Repeat every record below exactly, leaving out the pictures.

Dataset records on visual material:
* start *
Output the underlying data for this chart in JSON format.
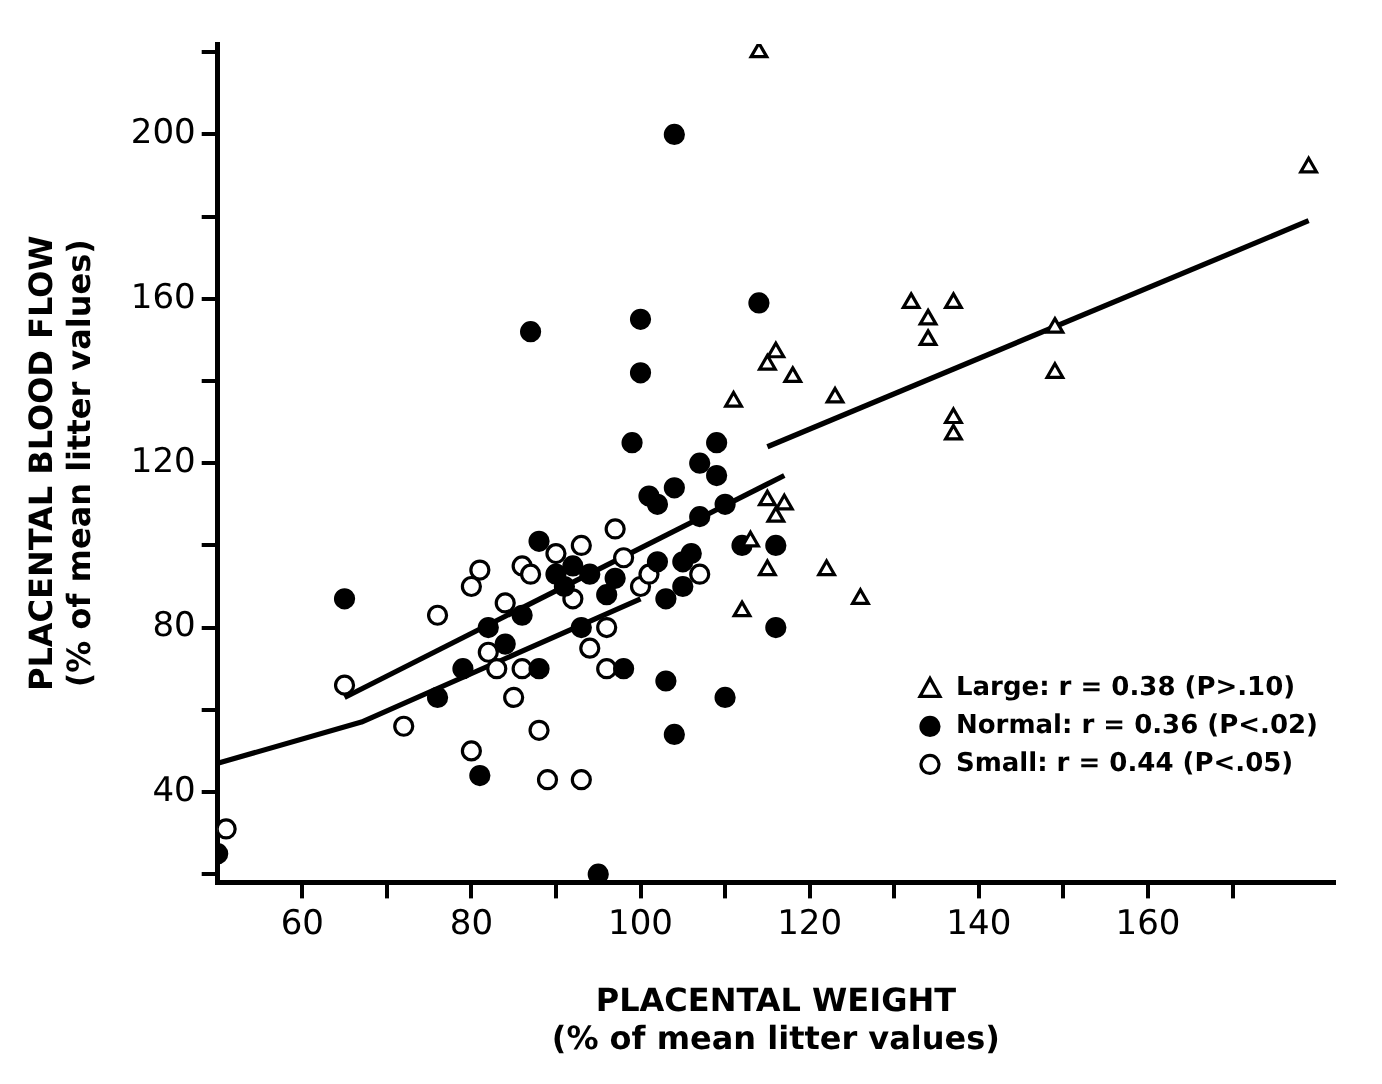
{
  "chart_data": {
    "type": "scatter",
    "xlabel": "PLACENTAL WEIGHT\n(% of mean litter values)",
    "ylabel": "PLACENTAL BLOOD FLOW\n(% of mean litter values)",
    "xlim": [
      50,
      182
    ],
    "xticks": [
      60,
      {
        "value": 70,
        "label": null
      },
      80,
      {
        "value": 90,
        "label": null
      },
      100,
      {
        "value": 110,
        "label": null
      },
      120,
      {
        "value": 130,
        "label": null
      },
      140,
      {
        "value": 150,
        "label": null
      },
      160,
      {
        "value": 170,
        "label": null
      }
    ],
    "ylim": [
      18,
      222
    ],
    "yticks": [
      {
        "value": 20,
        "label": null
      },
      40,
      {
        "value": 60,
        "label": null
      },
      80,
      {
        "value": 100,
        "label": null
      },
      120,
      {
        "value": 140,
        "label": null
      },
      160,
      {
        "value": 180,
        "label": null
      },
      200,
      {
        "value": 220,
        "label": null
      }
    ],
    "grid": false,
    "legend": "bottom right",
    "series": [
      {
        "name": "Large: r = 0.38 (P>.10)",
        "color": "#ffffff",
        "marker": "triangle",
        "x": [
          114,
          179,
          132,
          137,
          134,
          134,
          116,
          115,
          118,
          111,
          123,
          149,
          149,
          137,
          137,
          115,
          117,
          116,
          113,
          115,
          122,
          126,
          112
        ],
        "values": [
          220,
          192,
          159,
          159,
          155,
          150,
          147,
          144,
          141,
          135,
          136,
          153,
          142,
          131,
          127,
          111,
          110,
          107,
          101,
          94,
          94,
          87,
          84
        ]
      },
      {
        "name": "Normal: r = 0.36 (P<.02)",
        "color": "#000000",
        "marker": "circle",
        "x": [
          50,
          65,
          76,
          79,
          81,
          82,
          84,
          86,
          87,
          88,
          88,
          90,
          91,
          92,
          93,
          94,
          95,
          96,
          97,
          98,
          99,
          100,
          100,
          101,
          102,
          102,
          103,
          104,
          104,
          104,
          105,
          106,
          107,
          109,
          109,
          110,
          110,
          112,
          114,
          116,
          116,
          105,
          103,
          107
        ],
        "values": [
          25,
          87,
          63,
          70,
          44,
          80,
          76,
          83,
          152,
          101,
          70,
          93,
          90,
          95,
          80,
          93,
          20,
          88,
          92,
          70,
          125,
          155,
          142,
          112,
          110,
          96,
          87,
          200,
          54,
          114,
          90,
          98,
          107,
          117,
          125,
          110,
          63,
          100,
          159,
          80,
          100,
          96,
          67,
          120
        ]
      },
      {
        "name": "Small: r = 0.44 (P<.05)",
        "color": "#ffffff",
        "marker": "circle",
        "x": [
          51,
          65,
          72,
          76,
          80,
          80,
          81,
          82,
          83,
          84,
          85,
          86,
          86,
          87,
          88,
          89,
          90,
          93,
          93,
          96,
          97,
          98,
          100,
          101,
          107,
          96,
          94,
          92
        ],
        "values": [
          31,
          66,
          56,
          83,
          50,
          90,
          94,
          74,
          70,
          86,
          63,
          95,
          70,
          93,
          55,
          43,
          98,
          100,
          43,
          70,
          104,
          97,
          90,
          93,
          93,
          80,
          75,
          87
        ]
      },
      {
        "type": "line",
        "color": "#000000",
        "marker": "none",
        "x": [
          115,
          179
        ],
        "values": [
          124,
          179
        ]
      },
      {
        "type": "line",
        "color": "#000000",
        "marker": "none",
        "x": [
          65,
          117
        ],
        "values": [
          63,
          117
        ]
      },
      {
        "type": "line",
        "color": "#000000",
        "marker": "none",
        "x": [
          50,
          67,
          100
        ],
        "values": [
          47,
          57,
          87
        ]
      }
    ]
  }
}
* end *
> _RESULT FOR THIS EXERCISE_:
Output the underlying data for this chart in JSON format.
{
  "chart_data": {
    "type": "scatter",
    "xlabel": "PLACENTAL WEIGHT\n(% of mean litter values)",
    "ylabel": "PLACENTAL BLOOD FLOW\n(% of mean litter values)",
    "xlim": [
      50,
      182
    ],
    "xticks": [
      60,
      {
        "value": 70,
        "label": null
      },
      80,
      {
        "value": 90,
        "label": null
      },
      100,
      {
        "value": 110,
        "label": null
      },
      120,
      {
        "value": 130,
        "label": null
      },
      140,
      {
        "value": 150,
        "label": null
      },
      160,
      {
        "value": 170,
        "label": null
      }
    ],
    "ylim": [
      18,
      222
    ],
    "yticks": [
      {
        "value": 20,
        "label": null
      },
      40,
      {
        "value": 60,
        "label": null
      },
      80,
      {
        "value": 100,
        "label": null
      },
      120,
      {
        "value": 140,
        "label": null
      },
      160,
      {
        "value": 180,
        "label": null
      },
      200,
      {
        "value": 220,
        "label": null
      }
    ],
    "grid": false,
    "legend": "bottom right",
    "series": [
      {
        "name": "Large: r = 0.38 (P>.10)",
        "color": "#ffffff",
        "marker": "triangle",
        "x": [
          114,
          179,
          132,
          137,
          134,
          134,
          116,
          115,
          118,
          111,
          123,
          149,
          149,
          137,
          137,
          115,
          117,
          116,
          113,
          115,
          122,
          126,
          112
        ],
        "values": [
          220,
          192,
          159,
          159,
          155,
          150,
          147,
          144,
          141,
          135,
          136,
          153,
          142,
          131,
          127,
          111,
          110,
          107,
          101,
          94,
          94,
          87,
          84
        ]
      },
      {
        "name": "Normal: r = 0.36 (P<.02)",
        "color": "#000000",
        "marker": "circle",
        "x": [
          50,
          65,
          76,
          79,
          81,
          82,
          84,
          86,
          87,
          88,
          88,
          90,
          91,
          92,
          93,
          94,
          95,
          96,
          97,
          98,
          99,
          100,
          100,
          101,
          102,
          102,
          103,
          104,
          104,
          104,
          105,
          106,
          107,
          109,
          109,
          110,
          110,
          112,
          114,
          116,
          116,
          105,
          103,
          107
        ],
        "values": [
          25,
          87,
          63,
          70,
          44,
          80,
          76,
          83,
          152,
          101,
          70,
          93,
          90,
          95,
          80,
          93,
          20,
          88,
          92,
          70,
          125,
          155,
          142,
          112,
          110,
          96,
          87,
          200,
          54,
          114,
          90,
          98,
          107,
          117,
          125,
          110,
          63,
          100,
          159,
          80,
          100,
          96,
          67,
          120
        ]
      },
      {
        "name": "Small: r = 0.44 (P<.05)",
        "color": "#ffffff",
        "marker": "circle",
        "x": [
          51,
          65,
          72,
          76,
          80,
          80,
          81,
          82,
          83,
          84,
          85,
          86,
          86,
          87,
          88,
          89,
          90,
          93,
          93,
          96,
          97,
          98,
          100,
          101,
          107,
          96,
          94,
          92
        ],
        "values": [
          31,
          66,
          56,
          83,
          50,
          90,
          94,
          74,
          70,
          86,
          63,
          95,
          70,
          93,
          55,
          43,
          98,
          100,
          43,
          70,
          104,
          97,
          90,
          93,
          93,
          80,
          75,
          87
        ]
      },
      {
        "type": "line",
        "color": "#000000",
        "marker": "none",
        "x": [
          115,
          179
        ],
        "values": [
          124,
          179
        ]
      },
      {
        "type": "line",
        "color": "#000000",
        "marker": "none",
        "x": [
          65,
          117
        ],
        "values": [
          63,
          117
        ]
      },
      {
        "type": "line",
        "color": "#000000",
        "marker": "none",
        "x": [
          50,
          67,
          100
        ],
        "values": [
          47,
          57,
          87
        ]
      }
    ]
  }
}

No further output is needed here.